--- Start ---

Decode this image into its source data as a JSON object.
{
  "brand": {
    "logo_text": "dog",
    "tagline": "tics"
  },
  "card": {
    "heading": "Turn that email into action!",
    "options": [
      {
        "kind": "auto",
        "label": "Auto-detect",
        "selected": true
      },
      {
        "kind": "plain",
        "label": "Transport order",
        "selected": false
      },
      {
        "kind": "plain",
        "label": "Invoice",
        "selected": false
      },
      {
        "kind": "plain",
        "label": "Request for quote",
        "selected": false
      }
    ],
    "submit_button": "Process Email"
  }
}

--- End ---

__Task instructions__:
Write out the full listing, keeping every line exactly as it is.

__Answer__:
Decode this image into its source data as a JSON object.
{
  "brand": {
    "logo_text": "dog",
    "tagline": "tics"
  },
  "card": {
    "heading": "Turn that email into action!",
    "options": [
      {
        "kind": "auto",
        "label": "Auto-detect",
        "selected": true
      },
      {
        "kind": "plain",
        "label": "Transport order",
        "selected": false
      },
      {
        "kind": "plain",
        "label": "Invoice",
        "selected": false
      },
      {
        "kind": "plain",
        "label": "Request for quote",
        "selected": false
      }
    ],
    "submit_button": "Process Email"
  }
}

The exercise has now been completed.